Given instruction
Your task is to extract every entry that follows word for word while excluding the pictures.
------------------------------------------------------------------------
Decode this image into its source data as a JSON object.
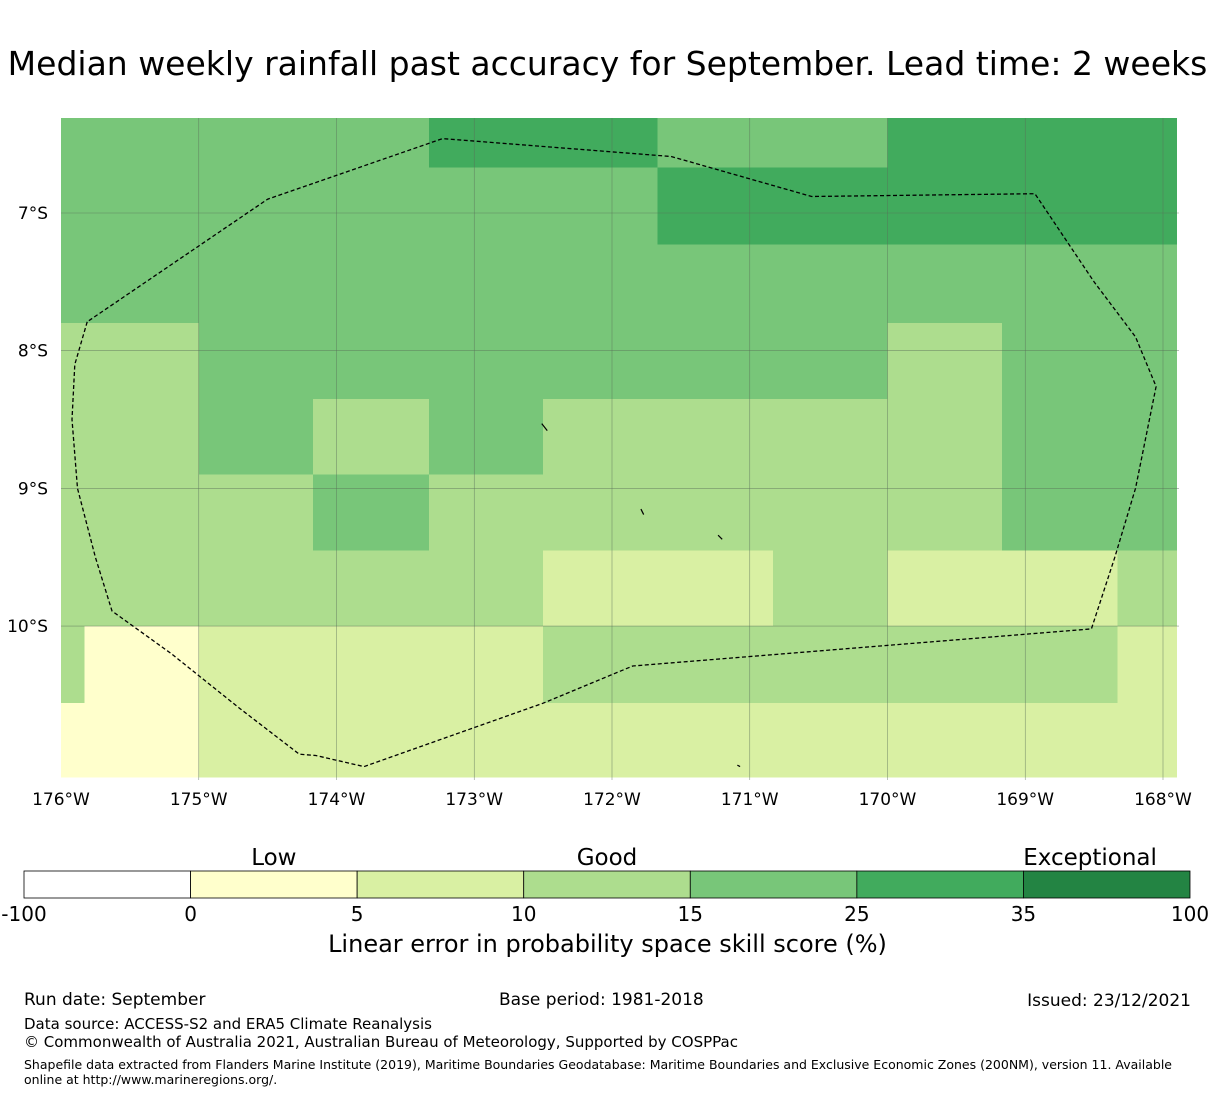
{
  "title": "Median weekly rainfall past accuracy for September. Lead time: 2 weeks",
  "chart_data": {
    "type": "heatmap",
    "title": "Median weekly rainfall past accuracy for September. Lead time: 2 weeks",
    "xlim": [
      -176,
      -167.9
    ],
    "ylim": [
      -11.1,
      -6.3
    ],
    "x_ticks": [
      -176,
      -175,
      -174,
      -173,
      -172,
      -171,
      -170,
      -169,
      -168
    ],
    "x_tick_labels": [
      "176°W",
      "175°W",
      "174°W",
      "173°W",
      "172°W",
      "171°W",
      "170°W",
      "169°W",
      "168°W"
    ],
    "y_ticks": [
      -7,
      -8,
      -9,
      -10
    ],
    "y_tick_labels": [
      "7°S",
      "8°S",
      "9°S",
      "10°S"
    ],
    "grid": true,
    "cells": [
      {
        "lon": [
          -176,
          -175
        ],
        "lat": [
          -7.8,
          -6.3
        ],
        "value": 20
      },
      {
        "lon": [
          -175,
          -173.33
        ],
        "lat": [
          -8.35,
          -6.3
        ],
        "value": 20
      },
      {
        "lon": [
          -173.33,
          -171.67
        ],
        "lat": [
          -6.67,
          -6.3
        ],
        "value": 30
      },
      {
        "lon": [
          -173.33,
          -171.67
        ],
        "lat": [
          -8.35,
          -6.67
        ],
        "value": 20
      },
      {
        "lon": [
          -171.67,
          -170
        ],
        "lat": [
          -6.67,
          -6.3
        ],
        "value": 20
      },
      {
        "lon": [
          -171.67,
          -170
        ],
        "lat": [
          -7.23,
          -6.67
        ],
        "value": 30
      },
      {
        "lon": [
          -171.67,
          -170
        ],
        "lat": [
          -8.35,
          -7.23
        ],
        "value": 20
      },
      {
        "lon": [
          -170,
          -167.9
        ],
        "lat": [
          -7.23,
          -6.3
        ],
        "value": 30
      },
      {
        "lon": [
          -170,
          -167.9
        ],
        "lat": [
          -7.8,
          -7.23
        ],
        "value": 20
      },
      {
        "lon": [
          -176,
          -175
        ],
        "lat": [
          -10,
          -7.8
        ],
        "value": 12
      },
      {
        "lon": [
          -176,
          -175.83
        ],
        "lat": [
          -10.56,
          -10
        ],
        "value": 12
      },
      {
        "lon": [
          -175.83,
          -175
        ],
        "lat": [
          -11.1,
          -10
        ],
        "value": 3
      },
      {
        "lon": [
          -176,
          -175.83
        ],
        "lat": [
          -11.1,
          -10.56
        ],
        "value": 3
      },
      {
        "lon": [
          -175,
          -174.17
        ],
        "lat": [
          -8.9,
          -8.35
        ],
        "value": 20
      },
      {
        "lon": [
          -174.17,
          -173.33
        ],
        "lat": [
          -8.9,
          -8.35
        ],
        "value": 12
      },
      {
        "lon": [
          -173.33,
          -172.5
        ],
        "lat": [
          -8.9,
          -8.35
        ],
        "value": 20
      },
      {
        "lon": [
          -175,
          -172.5
        ],
        "lat": [
          -10,
          -8.9
        ],
        "value": 12
      },
      {
        "lon": [
          -174.17,
          -173.33
        ],
        "lat": [
          -9.45,
          -8.9
        ],
        "value": 20
      },
      {
        "lon": [
          -172.5,
          -170
        ],
        "lat": [
          -9.45,
          -8.35
        ],
        "value": 12
      },
      {
        "lon": [
          -172.5,
          -170.83
        ],
        "lat": [
          -10,
          -9.45
        ],
        "value": 7
      },
      {
        "lon": [
          -170.83,
          -170
        ],
        "lat": [
          -10,
          -9.45
        ],
        "value": 12
      },
      {
        "lon": [
          -170,
          -169.17
        ],
        "lat": [
          -9.45,
          -7.8
        ],
        "value": 12
      },
      {
        "lon": [
          -169.17,
          -167.9
        ],
        "lat": [
          -9.45,
          -7.8
        ],
        "value": 20
      },
      {
        "lon": [
          -170,
          -168.33
        ],
        "lat": [
          -10,
          -9.45
        ],
        "value": 7
      },
      {
        "lon": [
          -168.33,
          -167.9
        ],
        "lat": [
          -10,
          -9.45
        ],
        "value": 12
      },
      {
        "lon": [
          -175,
          -172.5
        ],
        "lat": [
          -11.1,
          -10
        ],
        "value": 7
      },
      {
        "lon": [
          -172.5,
          -168.33
        ],
        "lat": [
          -10.56,
          -10
        ],
        "value": 12
      },
      {
        "lon": [
          -168.33,
          -167.9
        ],
        "lat": [
          -10.56,
          -10
        ],
        "value": 7
      },
      {
        "lon": [
          -172.5,
          -167.9
        ],
        "lat": [
          -11.1,
          -10.56
        ],
        "value": 7
      }
    ],
    "eez_boundary": [
      [
        -175.81,
        -7.79
      ],
      [
        -175.9,
        -8.1
      ],
      [
        -175.92,
        -8.5
      ],
      [
        -175.88,
        -9.0
      ],
      [
        -175.75,
        -9.5
      ],
      [
        -175.63,
        -9.89
      ],
      [
        -175.2,
        -10.2
      ],
      [
        -174.7,
        -10.6
      ],
      [
        -174.27,
        -10.93
      ],
      [
        -174.15,
        -10.94
      ],
      [
        -173.8,
        -11.02
      ],
      [
        -172.5,
        -10.56
      ],
      [
        -171.85,
        -10.29
      ],
      [
        -168.52,
        -10.02
      ],
      [
        -168.35,
        -9.5
      ],
      [
        -168.2,
        -9.0
      ],
      [
        -168.05,
        -8.26
      ],
      [
        -168.2,
        -7.9
      ],
      [
        -168.5,
        -7.5
      ],
      [
        -168.93,
        -6.86
      ],
      [
        -170.55,
        -6.88
      ],
      [
        -171.57,
        -6.59
      ],
      [
        -173.23,
        -6.46
      ],
      [
        -174.5,
        -6.9
      ],
      [
        -175.81,
        -7.79
      ]
    ],
    "islands": [
      {
        "lon": [
          -172.51,
          -172.47
        ],
        "lat": [
          -8.53,
          -8.58
        ]
      },
      {
        "lon": [
          -171.79,
          -171.77
        ],
        "lat": [
          -9.15,
          -9.19
        ]
      },
      {
        "lon": [
          -171.23,
          -171.2
        ],
        "lat": [
          -9.34,
          -9.37
        ]
      },
      {
        "lon": [
          -171.09,
          -171.07
        ],
        "lat": [
          -11.01,
          -11.02
        ]
      }
    ],
    "colorbar": {
      "label": "Linear error in probability space skill score (%)",
      "bounds": [
        -100,
        0,
        5,
        10,
        15,
        25,
        35,
        100
      ],
      "tick_labels": [
        "-100",
        "0",
        "5",
        "10",
        "15",
        "25",
        "35",
        "100"
      ],
      "colors": [
        "#ffffff",
        "#ffffcc",
        "#d9f0a3",
        "#addd8e",
        "#78c679",
        "#41ab5d",
        "#238443"
      ],
      "categories": [
        "Low",
        "Good",
        "Exceptional"
      ]
    }
  },
  "footer": {
    "run_date": "Run date: September",
    "base_period": "Base period: 1981-2018",
    "issued": "Issued: 23/12/2021",
    "data_source": "Data source: ACCESS-S2 and ERA5 Climate Reanalysis",
    "copyright": "© Commonwealth of Australia 2021, Australian Bureau of Meteorology, Supported by COSPPac",
    "shapefile": "Shapefile data extracted from Flanders Marine Institute (2019), Maritime Boundaries Geodatabase: Maritime Boundaries and Exclusive Economic Zones (200NM), version 11. Available online at http://www.marineregions.org/."
  }
}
------------------------------------------------------------------------
Final answer
Decode this image into its source data as a JSON object.
{
  "title": "Median weekly rainfall past accuracy for September. Lead time: 2 weeks",
  "chart_data": {
    "type": "heatmap",
    "title": "Median weekly rainfall past accuracy for September. Lead time: 2 weeks",
    "xlim": [
      -176,
      -167.9
    ],
    "ylim": [
      -11.1,
      -6.3
    ],
    "x_ticks": [
      -176,
      -175,
      -174,
      -173,
      -172,
      -171,
      -170,
      -169,
      -168
    ],
    "x_tick_labels": [
      "176°W",
      "175°W",
      "174°W",
      "173°W",
      "172°W",
      "171°W",
      "170°W",
      "169°W",
      "168°W"
    ],
    "y_ticks": [
      -7,
      -8,
      -9,
      -10
    ],
    "y_tick_labels": [
      "7°S",
      "8°S",
      "9°S",
      "10°S"
    ],
    "grid": true,
    "cells": [
      {
        "lon": [
          -176,
          -175
        ],
        "lat": [
          -7.8,
          -6.3
        ],
        "value": 20
      },
      {
        "lon": [
          -175,
          -173.33
        ],
        "lat": [
          -8.35,
          -6.3
        ],
        "value": 20
      },
      {
        "lon": [
          -173.33,
          -171.67
        ],
        "lat": [
          -6.67,
          -6.3
        ],
        "value": 30
      },
      {
        "lon": [
          -173.33,
          -171.67
        ],
        "lat": [
          -8.35,
          -6.67
        ],
        "value": 20
      },
      {
        "lon": [
          -171.67,
          -170
        ],
        "lat": [
          -6.67,
          -6.3
        ],
        "value": 20
      },
      {
        "lon": [
          -171.67,
          -170
        ],
        "lat": [
          -7.23,
          -6.67
        ],
        "value": 30
      },
      {
        "lon": [
          -171.67,
          -170
        ],
        "lat": [
          -8.35,
          -7.23
        ],
        "value": 20
      },
      {
        "lon": [
          -170,
          -167.9
        ],
        "lat": [
          -7.23,
          -6.3
        ],
        "value": 30
      },
      {
        "lon": [
          -170,
          -167.9
        ],
        "lat": [
          -7.8,
          -7.23
        ],
        "value": 20
      },
      {
        "lon": [
          -176,
          -175
        ],
        "lat": [
          -10,
          -7.8
        ],
        "value": 12
      },
      {
        "lon": [
          -176,
          -175.83
        ],
        "lat": [
          -10.56,
          -10
        ],
        "value": 12
      },
      {
        "lon": [
          -175.83,
          -175
        ],
        "lat": [
          -11.1,
          -10
        ],
        "value": 3
      },
      {
        "lon": [
          -176,
          -175.83
        ],
        "lat": [
          -11.1,
          -10.56
        ],
        "value": 3
      },
      {
        "lon": [
          -175,
          -174.17
        ],
        "lat": [
          -8.9,
          -8.35
        ],
        "value": 20
      },
      {
        "lon": [
          -174.17,
          -173.33
        ],
        "lat": [
          -8.9,
          -8.35
        ],
        "value": 12
      },
      {
        "lon": [
          -173.33,
          -172.5
        ],
        "lat": [
          -8.9,
          -8.35
        ],
        "value": 20
      },
      {
        "lon": [
          -175,
          -172.5
        ],
        "lat": [
          -10,
          -8.9
        ],
        "value": 12
      },
      {
        "lon": [
          -174.17,
          -173.33
        ],
        "lat": [
          -9.45,
          -8.9
        ],
        "value": 20
      },
      {
        "lon": [
          -172.5,
          -170
        ],
        "lat": [
          -9.45,
          -8.35
        ],
        "value": 12
      },
      {
        "lon": [
          -172.5,
          -170.83
        ],
        "lat": [
          -10,
          -9.45
        ],
        "value": 7
      },
      {
        "lon": [
          -170.83,
          -170
        ],
        "lat": [
          -10,
          -9.45
        ],
        "value": 12
      },
      {
        "lon": [
          -170,
          -169.17
        ],
        "lat": [
          -9.45,
          -7.8
        ],
        "value": 12
      },
      {
        "lon": [
          -169.17,
          -167.9
        ],
        "lat": [
          -9.45,
          -7.8
        ],
        "value": 20
      },
      {
        "lon": [
          -170,
          -168.33
        ],
        "lat": [
          -10,
          -9.45
        ],
        "value": 7
      },
      {
        "lon": [
          -168.33,
          -167.9
        ],
        "lat": [
          -10,
          -9.45
        ],
        "value": 12
      },
      {
        "lon": [
          -175,
          -172.5
        ],
        "lat": [
          -11.1,
          -10
        ],
        "value": 7
      },
      {
        "lon": [
          -172.5,
          -168.33
        ],
        "lat": [
          -10.56,
          -10
        ],
        "value": 12
      },
      {
        "lon": [
          -168.33,
          -167.9
        ],
        "lat": [
          -10.56,
          -10
        ],
        "value": 7
      },
      {
        "lon": [
          -172.5,
          -167.9
        ],
        "lat": [
          -11.1,
          -10.56
        ],
        "value": 7
      }
    ],
    "eez_boundary": [
      [
        -175.81,
        -7.79
      ],
      [
        -175.9,
        -8.1
      ],
      [
        -175.92,
        -8.5
      ],
      [
        -175.88,
        -9.0
      ],
      [
        -175.75,
        -9.5
      ],
      [
        -175.63,
        -9.89
      ],
      [
        -175.2,
        -10.2
      ],
      [
        -174.7,
        -10.6
      ],
      [
        -174.27,
        -10.93
      ],
      [
        -174.15,
        -10.94
      ],
      [
        -173.8,
        -11.02
      ],
      [
        -172.5,
        -10.56
      ],
      [
        -171.85,
        -10.29
      ],
      [
        -168.52,
        -10.02
      ],
      [
        -168.35,
        -9.5
      ],
      [
        -168.2,
        -9.0
      ],
      [
        -168.05,
        -8.26
      ],
      [
        -168.2,
        -7.9
      ],
      [
        -168.5,
        -7.5
      ],
      [
        -168.93,
        -6.86
      ],
      [
        -170.55,
        -6.88
      ],
      [
        -171.57,
        -6.59
      ],
      [
        -173.23,
        -6.46
      ],
      [
        -174.5,
        -6.9
      ],
      [
        -175.81,
        -7.79
      ]
    ],
    "islands": [
      {
        "lon": [
          -172.51,
          -172.47
        ],
        "lat": [
          -8.53,
          -8.58
        ]
      },
      {
        "lon": [
          -171.79,
          -171.77
        ],
        "lat": [
          -9.15,
          -9.19
        ]
      },
      {
        "lon": [
          -171.23,
          -171.2
        ],
        "lat": [
          -9.34,
          -9.37
        ]
      },
      {
        "lon": [
          -171.09,
          -171.07
        ],
        "lat": [
          -11.01,
          -11.02
        ]
      }
    ],
    "colorbar": {
      "label": "Linear error in probability space skill score (%)",
      "bounds": [
        -100,
        0,
        5,
        10,
        15,
        25,
        35,
        100
      ],
      "tick_labels": [
        "-100",
        "0",
        "5",
        "10",
        "15",
        "25",
        "35",
        "100"
      ],
      "colors": [
        "#ffffff",
        "#ffffcc",
        "#d9f0a3",
        "#addd8e",
        "#78c679",
        "#41ab5d",
        "#238443"
      ],
      "categories": [
        "Low",
        "Good",
        "Exceptional"
      ]
    }
  },
  "footer": {
    "run_date": "Run date: September",
    "base_period": "Base period: 1981-2018",
    "issued": "Issued: 23/12/2021",
    "data_source": "Data source: ACCESS-S2 and ERA5 Climate Reanalysis",
    "copyright": "© Commonwealth of Australia 2021, Australian Bureau of Meteorology, Supported by COSPPac",
    "shapefile": "Shapefile data extracted from Flanders Marine Institute (2019), Maritime Boundaries Geodatabase: Maritime Boundaries and Exclusive Economic Zones (200NM), version 11. Available online at http://www.marineregions.org/."
  }
}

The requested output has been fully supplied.